■ **What you need to do**:
Read the data and repeat it in full, exactly.

### Data for this task

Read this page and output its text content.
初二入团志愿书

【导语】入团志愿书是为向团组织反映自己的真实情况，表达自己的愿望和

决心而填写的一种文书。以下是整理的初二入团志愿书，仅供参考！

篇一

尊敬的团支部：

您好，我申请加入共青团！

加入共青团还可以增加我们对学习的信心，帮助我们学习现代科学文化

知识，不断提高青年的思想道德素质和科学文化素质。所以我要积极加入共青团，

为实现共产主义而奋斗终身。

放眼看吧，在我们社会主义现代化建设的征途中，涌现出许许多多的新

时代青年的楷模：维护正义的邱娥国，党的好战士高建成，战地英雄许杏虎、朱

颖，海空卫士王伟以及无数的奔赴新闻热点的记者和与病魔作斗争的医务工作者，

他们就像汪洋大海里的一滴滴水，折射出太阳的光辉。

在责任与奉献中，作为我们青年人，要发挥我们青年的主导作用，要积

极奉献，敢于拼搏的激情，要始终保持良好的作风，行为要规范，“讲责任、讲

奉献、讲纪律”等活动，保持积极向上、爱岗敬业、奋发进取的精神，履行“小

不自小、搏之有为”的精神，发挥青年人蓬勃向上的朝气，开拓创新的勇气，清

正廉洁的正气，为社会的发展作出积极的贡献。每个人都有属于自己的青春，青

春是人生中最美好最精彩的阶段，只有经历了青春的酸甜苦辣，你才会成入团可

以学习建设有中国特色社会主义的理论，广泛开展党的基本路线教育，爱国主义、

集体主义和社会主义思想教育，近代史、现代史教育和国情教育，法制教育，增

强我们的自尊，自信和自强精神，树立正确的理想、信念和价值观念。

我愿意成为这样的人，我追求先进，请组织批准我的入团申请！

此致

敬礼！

######

■ **Solution below**:
Read this page and output its text content.
初二入团志愿书

【导语】入团志愿书是为向团组织反映自己的真实情况，表达自己的愿望和

决心而填写的一种文书。以下是整理的初二入团志愿书，仅供参考！

篇一

尊敬的团支部：

您好，我申请加入共青团！

加入共青团还可以增加我们对学习的信心，帮助我们学习现代科学文化

知识，不断提高青年的思想道德素质和科学文化素质。所以我要积极加入共青团，

为实现共产主义而奋斗终身。

放眼看吧，在我们社会主义现代化建设的征途中，涌现出许许多多的新

时代青年的楷模：维护正义的邱娥国，党的好战士高建成，战地英雄许杏虎、朱

颖，海空卫士王伟以及无数的奔赴新闻热点的记者和与病魔作斗争的医务工作者，

他们就像汪洋大海里的一滴滴水，折射出太阳的光辉。

在责任与奉献中，作为我们青年人，要发挥我们青年的主导作用，要积

极奉献，敢于拼搏的激情，要始终保持良好的作风，行为要规范，“讲责任、讲

奉献、讲纪律”等活动，保持积极向上、爱岗敬业、奋发进取的精神，履行“小

不自小、搏之有为”的精神，发挥青年人蓬勃向上的朝气，开拓创新的勇气，清

正廉洁的正气，为社会的发展作出积极的贡献。每个人都有属于自己的青春，青

春是人生中最美好最精彩的阶段，只有经历了青春的酸甜苦辣，你才会成入团可

以学习建设有中国特色社会主义的理论，广泛开展党的基本路线教育，爱国主义、

集体主义和社会主义思想教育，近代史、现代史教育和国情教育，法制教育，增

强我们的自尊，自信和自强精神，树立正确的理想、信念和价值观念。

我愿意成为这样的人，我追求先进，请组织批准我的入团申请！

此致

敬礼！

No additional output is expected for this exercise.